## [Extrahierter Text]
Traber, Anton Carl Josef 

Geburtsdatum/-ort: 23.11.1897;  Stuttgart
Sterbedatum/-ort: 04.06.1948;  Tübingen
Beruf/Funktion:
  • Staatskommissar für die politische Säuberung in Tübingen
Kurzbiografie: 1904–1914 Volksschulen Stuttgart und Riedlingen, humanistisches Progymnasium Riedlingen, mittlere Reifeprüfung 28.7.1914
1.8.1914 Bezirksnotariat Riedlingen, Beginn Vorbereitungsdienst württ. Notariatslaufbahn
1916–1918 Militärdienst Stuttgart Infanterie-Regiment E/125
1.5.1918 Fortsetzung Vorbereitungsdienst Bezirksnotariat Riedlingen, 1920 Prüfung Notariatsdienst
1920–1921 staatl. Unterrichtskursus in Stuttgart, Staatsexamen mittlerer Gerichts- und Notariatsdienst
1921–1927 unständige Verwendung im Gerichtsdienst und als Notariatsverweser in Riedlingen, Ravensburg, Mengen, Langenburg, Meßstetten, Gomaringen, Leutkirch
1.10.1927 Anstellung am Amtsgericht Balingen, Obersekretär
1.10.1928 Versetzung auf Planstelle Landgericht Hechingen
10.6.1937 Justizinspektor
2.2.1942 Ernennung zum stellv. Geschäftsleiter des Landgerichts Hechingen
5/1945 Militärbeauftragter für das Gerichtswesen im Kreis Hechingen und Führung der Geschäfte des Landgerichtspräsidenten (bis 31.1.1947)
25.10.1945 Geschäftsleiter Landgericht Hechingen und Justizamtmann
13.10.1946 Wahl in die Kreisversammlung Hechingen, CDU
24.2.1947 Bezirksrevisor der Landgerichtsbezirke Hechingen und Rottweil
1.7.1947 Staatskommissar für die politische Säuberung
Weitere Angaben zur Person: Religion: rk.
Auszeichnungen: Auszeichnungen: Kriegsteilnehmerehrenkreuz (1914–1918); NSV-Ehrenurkunde für ehrenamtliche Mitarbeiter
Verheiratet: 30.7.1931 (Hechingen) Pauline, geb. Kleck (30.6.1905–27.6.1994)
Eltern: Vater: Paul Traber (gestorben 1904), Revisor, Rechnungsrat
Mutter: Mathilde, geb. Jutz
Geschwister: 2 Brüder und 1 Schwester
Kinder: 4:
Josef (geboren 24.7.1932);
Maria (geboren 6.7.1934);
Mathilde (geboren 18.9.1936);
Paul (geboren 22.9.1938)
GND-ID: GND/1153089009

Biografie: Rolf Vogt (Autor)

## [Aufgaben]
**A.** Prüfen Sie, ob die folgenden Aussagen mit dem Text über Anton Traber übereinstimmen: (i) Traber wurde 1937 Justizinspektor. (ii) Bei der Wahl in die Kreisversammlung Hechingen trat er für die SPD an. (iii) Traber hatte drei Kinder. Antworten Sie jeweils mit Ja oder Nein und zitieren Sie die entscheidenden Worte des Textes wörtlich.
**B.** Führen Sie den Text über Anton Traber im Anschluss an seine letzte Zeile weiter.
Die Auflistung wird dafür nicht benötigt.

## [Quelldaten]
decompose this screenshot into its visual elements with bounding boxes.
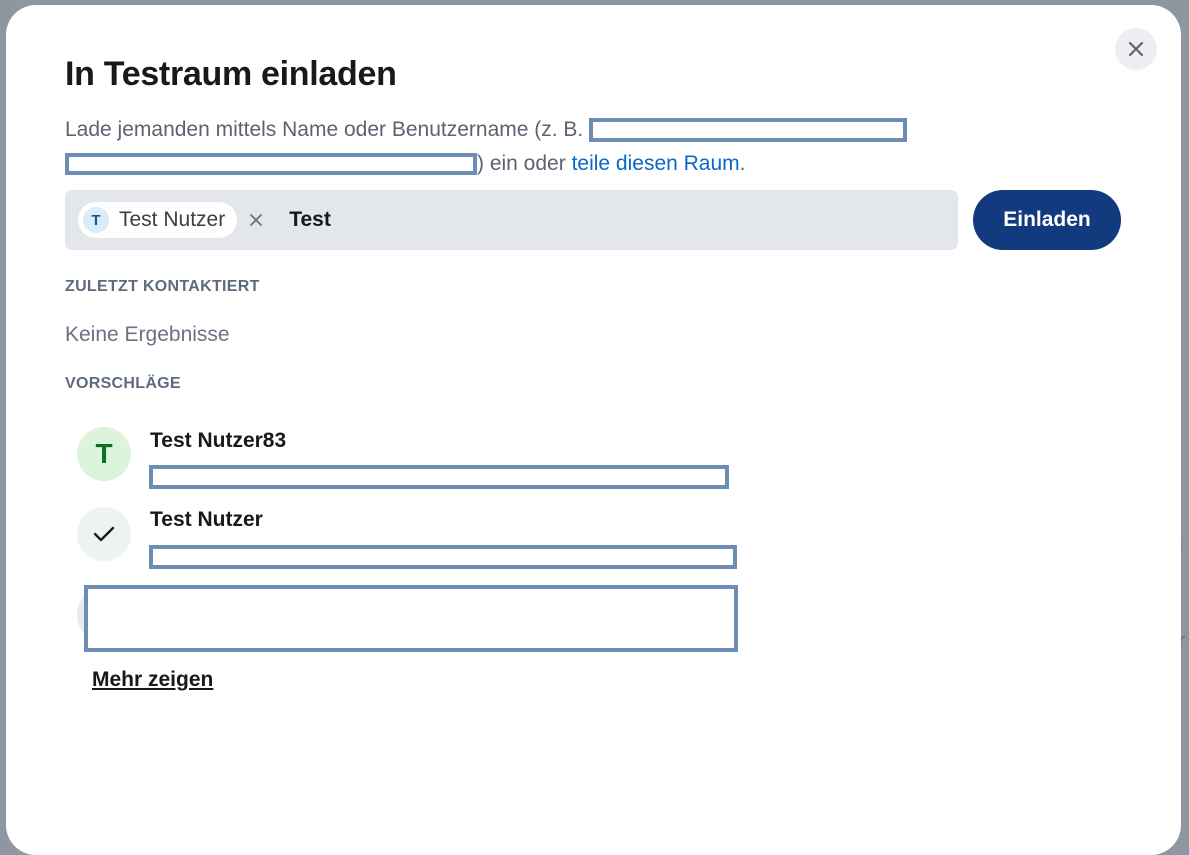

## [Lösungen]
**A.**
(i) Ja: „10.6.1937 Justizinspektor“
(ii) Nein: „13.10.1946 Wahl in die Kreisversammlung Hechingen, CDU“
(iii) Nein: „Kinder: 4:“

**B.**
Aus: Württembergische Biographien 3 (2017), 230-233

Anton Traber war 1947/48 Staatskommissar für die politische Säuberung in Württemberg-Hohenzollern. Er starb früh an einem Herzschlag.
Als viertes Kind einer württembergischen Beamtenfamilie in Stuttgart geboren, wuchs Traber in Riedlingen auf, wohin seine Mutter nach dem Tod ihres Ehemanns 1904 ihren Wohnsitz verlegte. Traber schloss das Progymnasium in Riedlingen mit der mittleren Reifeprüfung ab und begann im August 1914 im Bezirksnotariat Riedlingen den Vorbereitungsdienst für die württembergische Notariatslaufbahn.
Er unterbrach die Ausbildung im März 1916, um nach Stuttgart zu ziehen und in das Infanterie-Ersatz-Regiment 125 einzutreten. Die Zeit bis zur Einberufung überbrückte er als Hilfsarbeiter im städtischen Wasserwerk Stuttgart. Seit dem 11.7.1916 Rekrut im Infanterie-Regiment 125, machte sich ein Herzfehler bemerkbar, so dass er vom 16.9.1916 bis zum 12.4.1917 im Lazarett behandelt werden musste. Danach fand er als Hilfsschreiber des Bataillonsarztes weitere Verwendung. Im Mai 1918 wurde er beurlaubt und aus dem Militärdienst entlassen.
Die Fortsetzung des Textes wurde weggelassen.